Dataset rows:
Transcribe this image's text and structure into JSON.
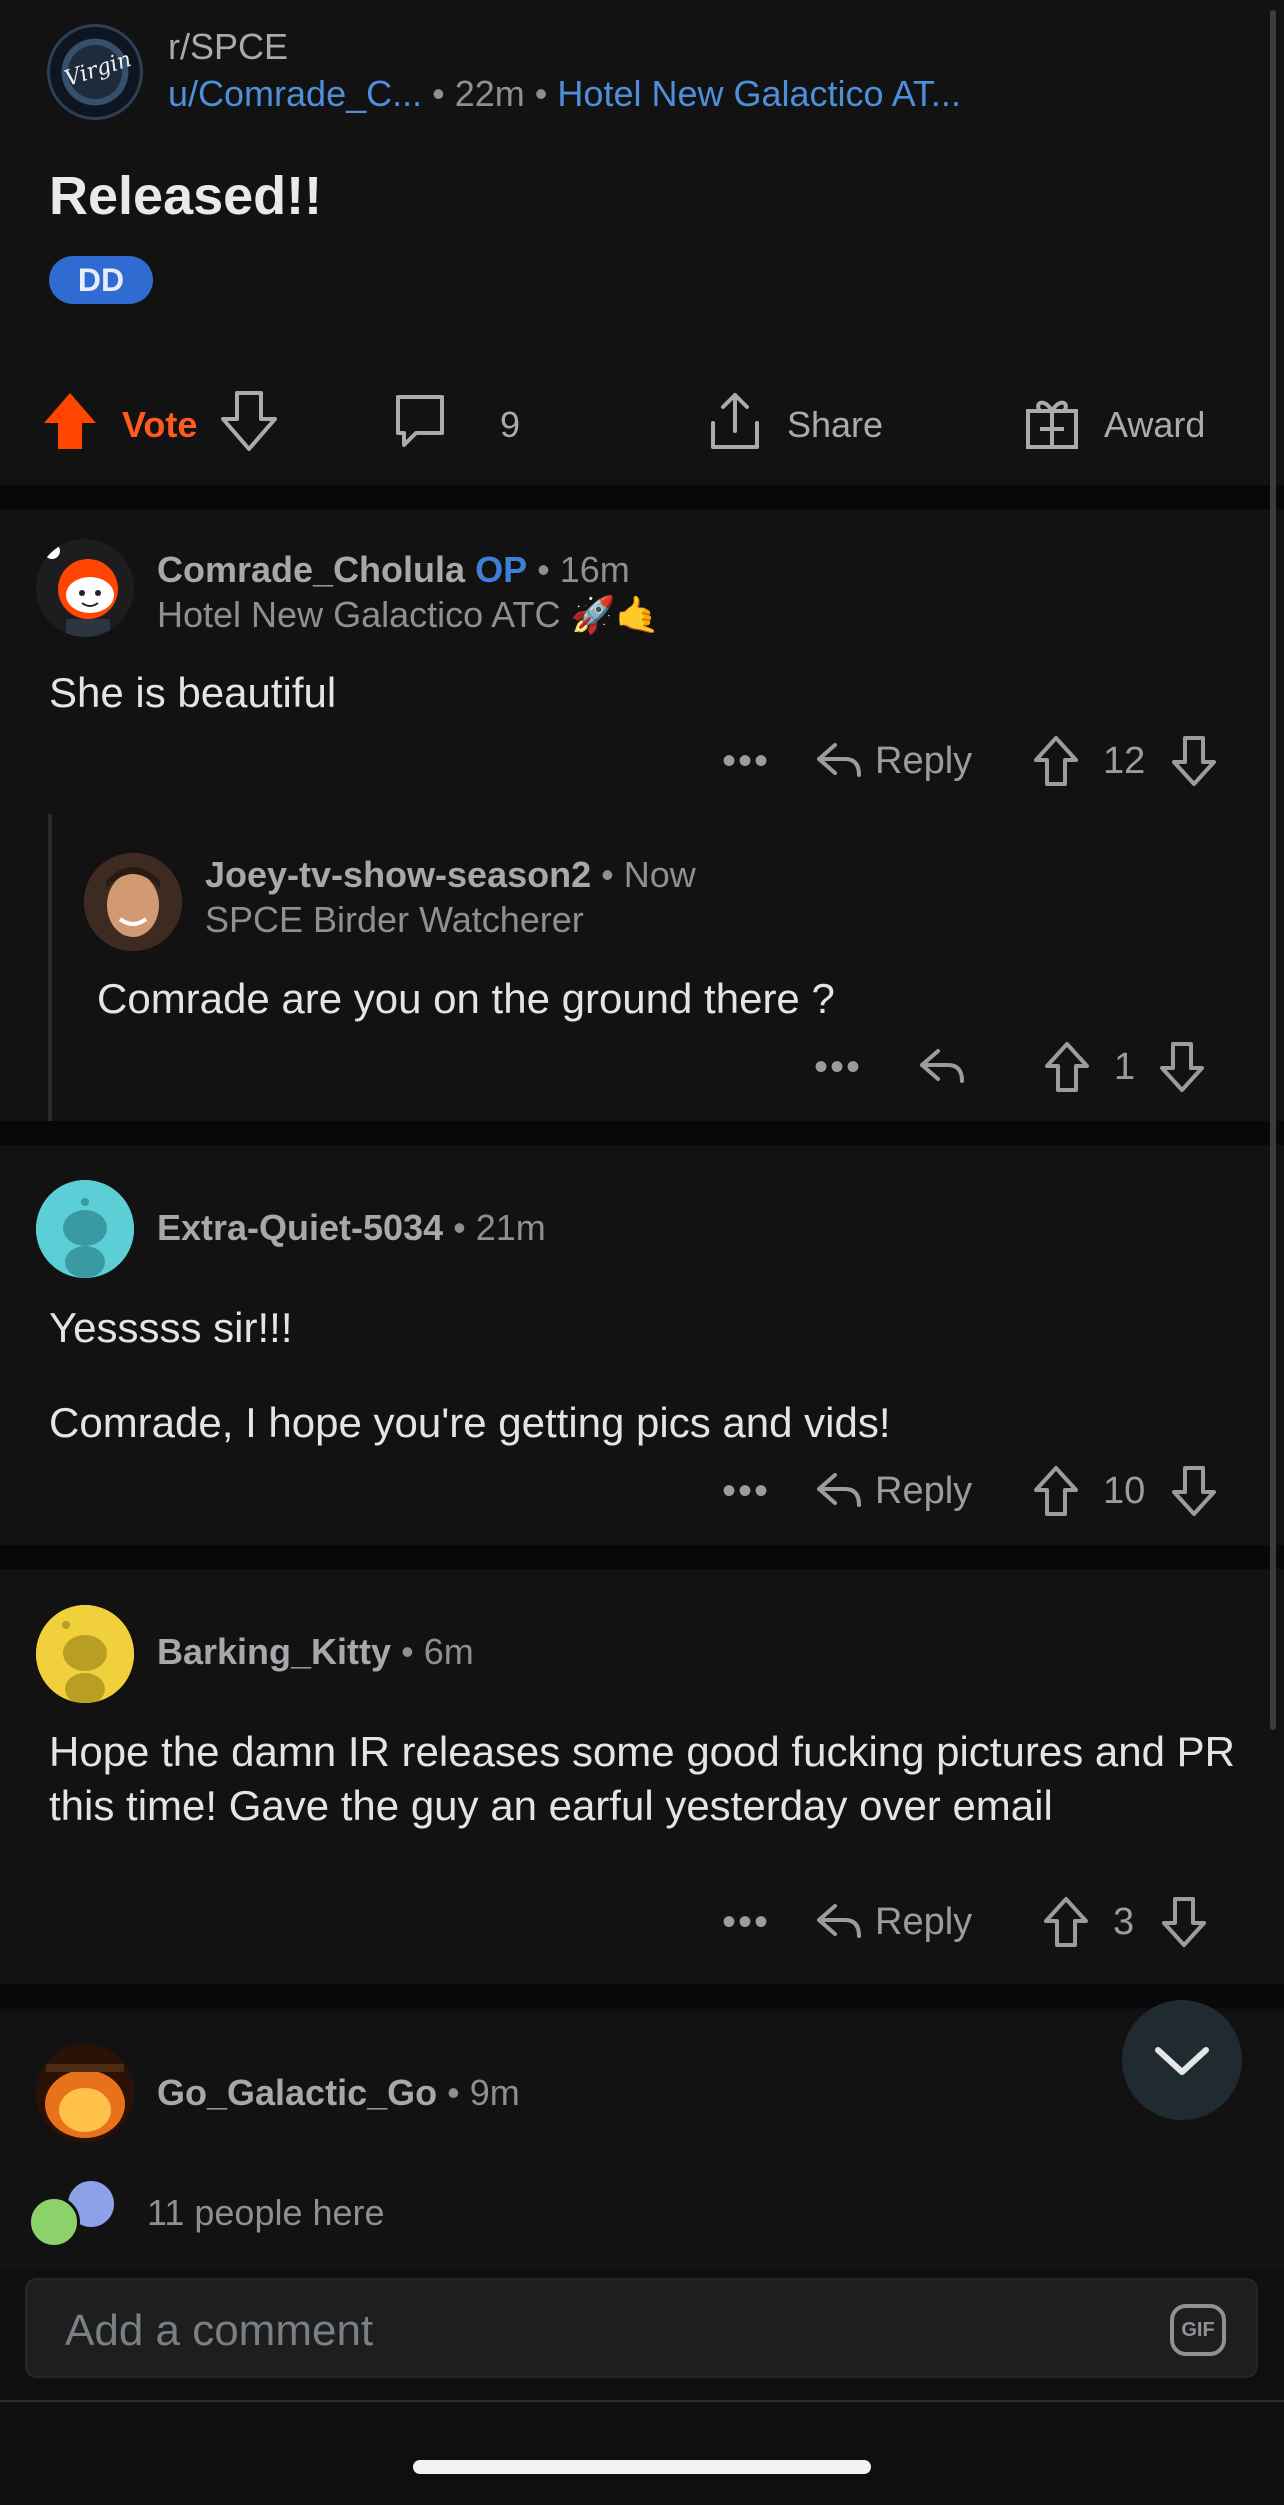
{
  "post": {
    "subreddit": "r/SPCE",
    "author": "u/Comrade_C...",
    "dot": "•",
    "time": "22m",
    "author_flair": "Hotel New Galactico AT...",
    "title": "Released!!",
    "flair_badge": "DD",
    "actions": {
      "vote_label": "Vote",
      "comments_count": "9",
      "share_label": "Share",
      "award_label": "Award"
    }
  },
  "comments": [
    {
      "username": "Comrade_Cholula",
      "op_tag": "OP",
      "time": "16m",
      "flair": "Hotel New Galactico ATC 🚀🤙",
      "body": "She is beautiful",
      "reply_label": "Reply",
      "score": "12",
      "more": "•••"
    },
    {
      "username": "Joey-tv-show-season2",
      "time": "Now",
      "flair": "SPCE Birder Watcherer",
      "body": "Comrade are you on the ground there ?",
      "score": "1",
      "more": "•••"
    },
    {
      "username": "Extra-Quiet-5034",
      "time": "21m",
      "body_lines": [
        "Yesssss sir!!!",
        "Comrade, I hope you're getting pics and vids!"
      ],
      "reply_label": "Reply",
      "score": "10",
      "more": "•••"
    },
    {
      "username": "Barking_Kitty",
      "time": "6m",
      "body": "Hope the damn IR releases some good fucking pictures and PR this time! Gave the guy an earful yesterday over email",
      "reply_label": "Reply",
      "score": "3",
      "more": "•••"
    },
    {
      "username": "Go_Galactic_Go",
      "time": "9m"
    }
  ],
  "presence": {
    "text": "11 people here"
  },
  "composer": {
    "placeholder": "Add a comment",
    "gif_label": "GIF"
  },
  "colors": {
    "accent_orange": "#ff5a1f",
    "link_blue": "#4e8fdb",
    "op_blue": "#3f7fd8",
    "background": "#121213"
  }
}
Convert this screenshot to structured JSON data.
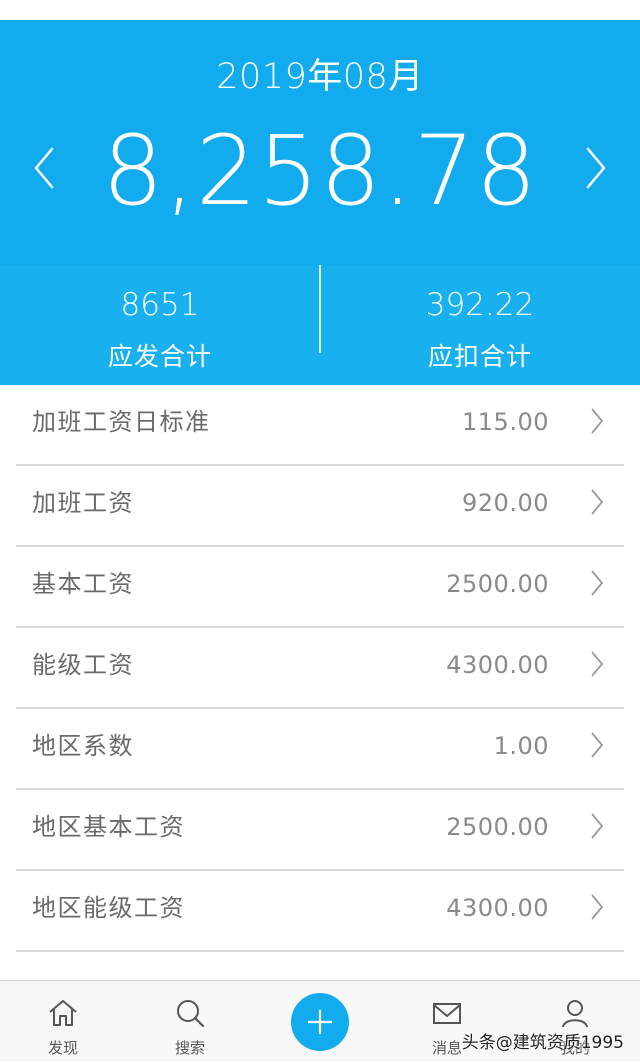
{
  "header": {
    "month": "2019年08月",
    "net_amount": "8,258.78",
    "prev_icon": "chevron-left-icon",
    "next_icon": "chevron-right-icon"
  },
  "summary": {
    "gross_total": "8651",
    "gross_label": "应发合计",
    "deduction_total": "392.22",
    "deduction_label": "应扣合计"
  },
  "items": [
    {
      "label": "加班工资日标准",
      "value": "115.00"
    },
    {
      "label": "加班工资",
      "value": "920.00"
    },
    {
      "label": "基本工资",
      "value": "2500.00"
    },
    {
      "label": "能级工资",
      "value": "4300.00"
    },
    {
      "label": "地区系数",
      "value": "1.00"
    },
    {
      "label": "地区基本工资",
      "value": "2500.00"
    },
    {
      "label": "地区能级工资",
      "value": "4300.00"
    }
  ],
  "tabbar": {
    "home_label": "发现",
    "search_label": "搜索",
    "messages_label": "消息",
    "me_label": "我的"
  },
  "watermark": "头条@建筑资质1995",
  "colors": {
    "accent": "#12acee",
    "header_bg": "#12acee",
    "summary_bg": "#19b0ef",
    "label_text": "#6a6a6a",
    "value_text": "#8a8a8a"
  }
}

▶ **YOUR GOAL**: In the records, locate each line holding the string "Hotel" and copy it.

▶ **OUTPUT FOR THIS TASK**:
    "author_flair": "Hotel New Galactico AT...",
      "flair": "Hotel New Galactico ATC 🚀🤙",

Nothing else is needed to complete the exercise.